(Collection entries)
------------------------------------------------------------

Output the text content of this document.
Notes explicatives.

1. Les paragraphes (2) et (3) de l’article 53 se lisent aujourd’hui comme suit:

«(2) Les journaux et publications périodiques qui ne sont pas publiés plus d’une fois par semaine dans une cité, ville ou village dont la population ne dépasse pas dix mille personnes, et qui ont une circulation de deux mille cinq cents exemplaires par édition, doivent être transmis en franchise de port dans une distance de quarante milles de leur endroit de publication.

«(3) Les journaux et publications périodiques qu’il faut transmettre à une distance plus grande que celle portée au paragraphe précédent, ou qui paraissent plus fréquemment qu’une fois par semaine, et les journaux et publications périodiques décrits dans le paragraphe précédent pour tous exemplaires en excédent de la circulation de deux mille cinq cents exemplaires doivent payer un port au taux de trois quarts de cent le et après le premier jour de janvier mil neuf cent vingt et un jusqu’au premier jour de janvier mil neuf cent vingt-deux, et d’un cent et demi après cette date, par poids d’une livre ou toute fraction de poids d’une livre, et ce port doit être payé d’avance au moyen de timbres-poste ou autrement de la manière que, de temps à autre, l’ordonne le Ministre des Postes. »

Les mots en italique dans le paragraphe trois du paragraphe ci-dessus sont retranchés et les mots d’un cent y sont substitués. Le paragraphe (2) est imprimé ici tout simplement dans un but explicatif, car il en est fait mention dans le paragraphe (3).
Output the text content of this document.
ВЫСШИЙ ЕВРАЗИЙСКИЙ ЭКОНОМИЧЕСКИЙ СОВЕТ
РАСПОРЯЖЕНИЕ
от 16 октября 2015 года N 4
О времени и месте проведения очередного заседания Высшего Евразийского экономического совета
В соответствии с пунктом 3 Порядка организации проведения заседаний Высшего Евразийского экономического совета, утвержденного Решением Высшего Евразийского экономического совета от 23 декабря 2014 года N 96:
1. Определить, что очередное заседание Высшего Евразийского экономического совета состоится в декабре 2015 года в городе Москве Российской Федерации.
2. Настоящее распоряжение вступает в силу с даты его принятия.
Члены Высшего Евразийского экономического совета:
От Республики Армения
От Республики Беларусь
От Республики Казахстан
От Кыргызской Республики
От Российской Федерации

------------------------------------------------------------

Filter out every line that lacks the word "проведения", and copy the rest.

О времени и месте проведения очередного заседания Высшего Евразийского экономического совета
В соответствии с пунктом 3 Порядка организации проведения заседаний Высшего Евразийского экономического совета, утвержденного Решением Высшего Евразийского экономического совета от 23 декабря 2014 года N 96:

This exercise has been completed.